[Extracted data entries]
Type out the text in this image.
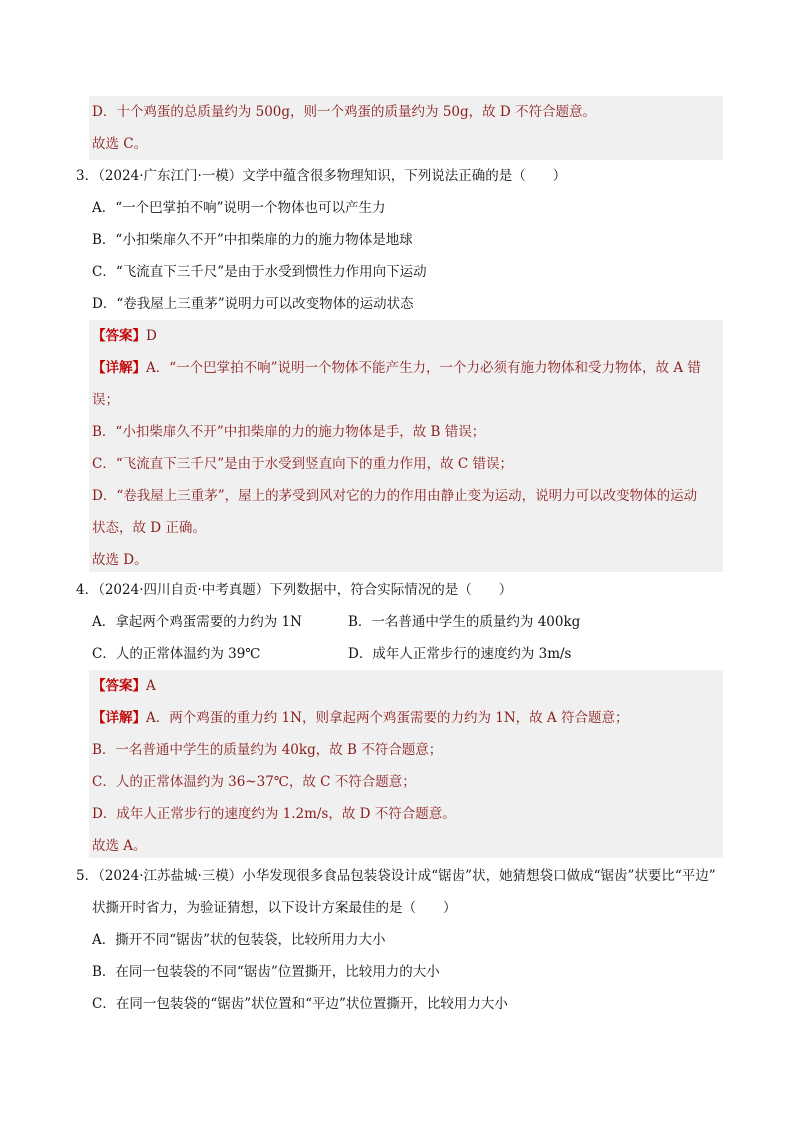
D．十个鸡蛋的总质量约为 500g，则一个鸡蛋的质量约为 50g，故 D 不符合题意。
故选 C。
3．（2024·广东江门·一模）文学中蕴含很多物理知识，下列说法正确的是（　　）
A．“一个巴掌拍不响”说明一个物体也可以产生力
B．“小扣柴扉久不开”中扣柴扉的力的施力物体是地球
C．“飞流直下三千尺”是由于水受到惯性力作用向下运动
D．“卷我屋上三重茅”说明力可以改变物体的运动状态
【答案】D
【详解】A．“一个巴掌拍不响”说明一个物体不能产生力，一个力必须有施力物体和受力物体，故 A 错
误；
B．“小扣柴扉久不开”中扣柴扉的力的施力物体是手，故 B 错误；
C．“飞流直下三千尺”是由于水受到竖直向下的重力作用，故 C 错误；
D．“卷我屋上三重茅”，屋上的茅受到风对它的力的作用由静止变为运动，说明力可以改变物体的运动
状态，故 D 正确。
故选 D。
4．（2024·四川自贡·中考真题）下列数据中，符合实际情况的是（　　）
A．拿起两个鸡蛋需要的力约为 1N	B．一名普通中学生的质量约为 400kg
C．人的正常体温约为 39℃	D．成年人正常步行的速度约为 3m/s
【答案】A
【详解】A．两个鸡蛋的重力约 1N，则拿起两个鸡蛋需要的力约为 1N，故 A 符合题意；
B．一名普通中学生的质量约为 40kg，故 B 不符合题意；
C．人的正常体温约为 36~37℃，故 C 不符合题意；
D．成年人正常步行的速度约为 1.2m/s，故 D 不符合题意。
故选 A。
5．（2024·江苏盐城·三模）小华发现很多食品包装袋设计成“锯齿”状，她猜想袋口做成“锯齿”状要比“平边”
状撕开时省力，为验证猜想，以下设计方案最佳的是（　　）
A．撕开不同“锯齿”状的包装袋，比较所用力大小
B．在同一包装袋的不同“锯齿”位置撕开，比较用力的大小
C．在同一包装袋的“锯齿”状位置和“平边”状位置撕开，比较用力大小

Given exercise:
Going through the lines above one by one, tally those with the word "卷我屋上三重茅" and give only the total.

Solution for this problem:
2